WHAT YOU HAVE TO DO
Give all of the lines again, with nothing added or dropped.

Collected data
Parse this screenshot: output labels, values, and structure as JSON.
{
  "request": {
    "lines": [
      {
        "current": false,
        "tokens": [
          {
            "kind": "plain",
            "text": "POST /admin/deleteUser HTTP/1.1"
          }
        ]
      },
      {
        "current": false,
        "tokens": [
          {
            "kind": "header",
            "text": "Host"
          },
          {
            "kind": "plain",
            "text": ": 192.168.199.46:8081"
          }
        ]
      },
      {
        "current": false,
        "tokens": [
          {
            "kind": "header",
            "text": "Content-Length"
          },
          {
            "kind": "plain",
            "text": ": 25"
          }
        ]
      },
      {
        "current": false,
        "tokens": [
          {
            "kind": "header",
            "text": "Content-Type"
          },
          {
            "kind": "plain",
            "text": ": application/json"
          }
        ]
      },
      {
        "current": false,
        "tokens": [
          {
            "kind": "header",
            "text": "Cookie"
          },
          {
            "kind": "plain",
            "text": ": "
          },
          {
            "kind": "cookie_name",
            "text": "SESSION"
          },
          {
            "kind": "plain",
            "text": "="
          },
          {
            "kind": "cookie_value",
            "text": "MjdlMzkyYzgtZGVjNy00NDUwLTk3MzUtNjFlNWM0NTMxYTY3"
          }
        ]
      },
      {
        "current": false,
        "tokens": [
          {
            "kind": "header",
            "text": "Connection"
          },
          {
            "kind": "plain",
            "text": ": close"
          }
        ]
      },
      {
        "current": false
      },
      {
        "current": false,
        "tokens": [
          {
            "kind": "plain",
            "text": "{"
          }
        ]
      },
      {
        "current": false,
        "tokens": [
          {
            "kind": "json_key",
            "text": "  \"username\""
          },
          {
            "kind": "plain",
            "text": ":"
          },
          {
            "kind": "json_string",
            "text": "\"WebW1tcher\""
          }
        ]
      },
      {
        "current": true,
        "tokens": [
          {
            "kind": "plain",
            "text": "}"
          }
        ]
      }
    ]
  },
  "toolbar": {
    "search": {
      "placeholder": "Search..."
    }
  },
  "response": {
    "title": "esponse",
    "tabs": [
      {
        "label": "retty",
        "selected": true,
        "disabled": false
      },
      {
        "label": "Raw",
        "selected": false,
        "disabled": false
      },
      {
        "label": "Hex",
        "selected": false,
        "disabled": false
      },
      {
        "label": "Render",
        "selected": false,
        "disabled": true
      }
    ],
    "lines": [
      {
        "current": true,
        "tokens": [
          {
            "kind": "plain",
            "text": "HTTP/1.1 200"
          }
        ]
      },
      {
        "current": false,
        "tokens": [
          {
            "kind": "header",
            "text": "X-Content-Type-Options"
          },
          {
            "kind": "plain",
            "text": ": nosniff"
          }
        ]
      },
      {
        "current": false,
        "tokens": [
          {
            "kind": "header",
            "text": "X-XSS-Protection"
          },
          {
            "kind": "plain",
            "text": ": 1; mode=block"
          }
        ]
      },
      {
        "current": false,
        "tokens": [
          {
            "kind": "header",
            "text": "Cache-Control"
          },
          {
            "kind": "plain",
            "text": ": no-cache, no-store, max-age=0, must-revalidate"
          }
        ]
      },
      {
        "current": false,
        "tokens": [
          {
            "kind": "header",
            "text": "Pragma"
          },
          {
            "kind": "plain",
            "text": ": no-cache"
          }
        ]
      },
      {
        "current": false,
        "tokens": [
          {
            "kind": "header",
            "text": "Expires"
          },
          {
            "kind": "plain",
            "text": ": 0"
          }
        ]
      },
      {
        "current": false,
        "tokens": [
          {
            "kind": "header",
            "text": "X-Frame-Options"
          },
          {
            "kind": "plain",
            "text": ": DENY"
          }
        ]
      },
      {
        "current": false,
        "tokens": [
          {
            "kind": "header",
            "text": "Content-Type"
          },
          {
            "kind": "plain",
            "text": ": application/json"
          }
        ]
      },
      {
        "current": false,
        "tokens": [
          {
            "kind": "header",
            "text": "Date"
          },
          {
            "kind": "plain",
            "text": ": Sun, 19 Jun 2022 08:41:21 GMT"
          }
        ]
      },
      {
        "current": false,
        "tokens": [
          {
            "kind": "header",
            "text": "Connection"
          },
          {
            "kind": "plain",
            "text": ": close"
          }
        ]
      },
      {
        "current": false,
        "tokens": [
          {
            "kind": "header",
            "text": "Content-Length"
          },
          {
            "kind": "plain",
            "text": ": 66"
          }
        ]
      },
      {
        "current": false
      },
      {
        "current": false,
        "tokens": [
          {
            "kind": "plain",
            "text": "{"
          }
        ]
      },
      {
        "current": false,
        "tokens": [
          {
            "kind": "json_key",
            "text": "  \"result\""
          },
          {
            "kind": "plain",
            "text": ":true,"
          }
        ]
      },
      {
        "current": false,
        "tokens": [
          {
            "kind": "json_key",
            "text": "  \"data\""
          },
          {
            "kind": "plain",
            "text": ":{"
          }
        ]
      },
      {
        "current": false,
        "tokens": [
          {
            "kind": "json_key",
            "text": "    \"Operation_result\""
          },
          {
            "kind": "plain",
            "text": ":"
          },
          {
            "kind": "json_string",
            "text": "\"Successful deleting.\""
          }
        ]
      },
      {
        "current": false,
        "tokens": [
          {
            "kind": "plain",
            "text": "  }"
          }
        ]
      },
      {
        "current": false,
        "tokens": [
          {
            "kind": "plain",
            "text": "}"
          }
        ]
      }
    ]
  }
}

RESULT OF THE TASK
Parse this screenshot: output labels, values, and structure as JSON.
{
  "request": {
    "lines": [
      {
        "current": false,
        "tokens": [
          {
            "kind": "plain",
            "text": "POST /admin/deleteUser HTTP/1.1"
          }
        ]
      },
      {
        "current": false,
        "tokens": [
          {
            "kind": "header",
            "text": "Host"
          },
          {
            "kind": "plain",
            "text": ": 192.168.199.46:8081"
          }
        ]
      },
      {
        "current": false,
        "tokens": [
          {
            "kind": "header",
            "text": "Content-Length"
          },
          {
            "kind": "plain",
            "text": ": 25"
          }
        ]
      },
      {
        "current": false,
        "tokens": [
          {
            "kind": "header",
            "text": "Content-Type"
          },
          {
            "kind": "plain",
            "text": ": application/json"
          }
        ]
      },
      {
        "current": false,
        "tokens": [
          {
            "kind": "header",
            "text": "Cookie"
          },
          {
            "kind": "plain",
            "text": ": "
          },
          {
            "kind": "cookie_name",
            "text": "SESSION"
          },
          {
            "kind": "plain",
            "text": "="
          },
          {
            "kind": "cookie_value",
            "text": "MjdlMzkyYzgtZGVjNy00NDUwLTk3MzUtNjFlNWM0NTMxYTY3"
          }
        ]
      },
      {
        "current": false,
        "tokens": [
          {
            "kind": "header",
            "text": "Connection"
          },
          {
            "kind": "plain",
            "text": ": close"
          }
        ]
      },
      {
        "current": false
      },
      {
        "current": false,
        "tokens": [
          {
            "kind": "plain",
            "text": "{"
          }
        ]
      },
      {
        "current": false,
        "tokens": [
          {
            "kind": "json_key",
            "text": "  \"username\""
          },
          {
            "kind": "plain",
            "text": ":"
          },
          {
            "kind": "json_string",
            "text": "\"WebW1tcher\""
          }
        ]
      },
      {
        "current": true,
        "tokens": [
          {
            "kind": "plain",
            "text": "}"
          }
        ]
      }
    ]
  },
  "toolbar": {
    "search": {
      "placeholder": "Search..."
    }
  },
  "response": {
    "title": "esponse",
    "tabs": [
      {
        "label": "retty",
        "selected": true,
        "disabled": false
      },
      {
        "label": "Raw",
        "selected": false,
        "disabled": false
      },
      {
        "label": "Hex",
        "selected": false,
        "disabled": false
      },
      {
        "label": "Render",
        "selected": false,
        "disabled": true
      }
    ],
    "lines": [
      {
        "current": true,
        "tokens": [
          {
            "kind": "plain",
            "text": "HTTP/1.1 200"
          }
        ]
      },
      {
        "current": false,
        "tokens": [
          {
            "kind": "header",
            "text": "X-Content-Type-Options"
          },
          {
            "kind": "plain",
            "text": ": nosniff"
          }
        ]
      },
      {
        "current": false,
        "tokens": [
          {
            "kind": "header",
            "text": "X-XSS-Protection"
          },
          {
            "kind": "plain",
            "text": ": 1; mode=block"
          }
        ]
      },
      {
        "current": false,
        "tokens": [
          {
            "kind": "header",
            "text": "Cache-Control"
          },
          {
            "kind": "plain",
            "text": ": no-cache, no-store, max-age=0, must-revalidate"
          }
        ]
      },
      {
        "current": false,
        "tokens": [
          {
            "kind": "header",
            "text": "Pragma"
          },
          {
            "kind": "plain",
            "text": ": no-cache"
          }
        ]
      },
      {
        "current": false,
        "tokens": [
          {
            "kind": "header",
            "text": "Expires"
          },
          {
            "kind": "plain",
            "text": ": 0"
          }
        ]
      },
      {
        "current": false,
        "tokens": [
          {
            "kind": "header",
            "text": "X-Frame-Options"
          },
          {
            "kind": "plain",
            "text": ": DENY"
          }
        ]
      },
      {
        "current": false,
        "tokens": [
          {
            "kind": "header",
            "text": "Content-Type"
          },
          {
            "kind": "plain",
            "text": ": application/json"
          }
        ]
      },
      {
        "current": false,
        "tokens": [
          {
            "kind": "header",
            "text": "Date"
          },
          {
            "kind": "plain",
            "text": ": Sun, 19 Jun 2022 08:41:21 GMT"
          }
        ]
      },
      {
        "current": false,
        "tokens": [
          {
            "kind": "header",
            "text": "Connection"
          },
          {
            "kind": "plain",
            "text": ": close"
          }
        ]
      },
      {
        "current": false,
        "tokens": [
          {
            "kind": "header",
            "text": "Content-Length"
          },
          {
            "kind": "plain",
            "text": ": 66"
          }
        ]
      },
      {
        "current": false
      },
      {
        "current": false,
        "tokens": [
          {
            "kind": "plain",
            "text": "{"
          }
        ]
      },
      {
        "current": false,
        "tokens": [
          {
            "kind": "json_key",
            "text": "  \"result\""
          },
          {
            "kind": "plain",
            "text": ":true,"
          }
        ]
      },
      {
        "current": false,
        "tokens": [
          {
            "kind": "json_key",
            "text": "  \"data\""
          },
          {
            "kind": "plain",
            "text": ":{"
          }
        ]
      },
      {
        "current": false,
        "tokens": [
          {
            "kind": "json_key",
            "text": "    \"Operation_result\""
          },
          {
            "kind": "plain",
            "text": ":"
          },
          {
            "kind": "json_string",
            "text": "\"Successful deleting.\""
          }
        ]
      },
      {
        "current": false,
        "tokens": [
          {
            "kind": "plain",
            "text": "  }"
          }
        ]
      },
      {
        "current": false,
        "tokens": [
          {
            "kind": "plain",
            "text": "}"
          }
        ]
      }
    ]
  }
}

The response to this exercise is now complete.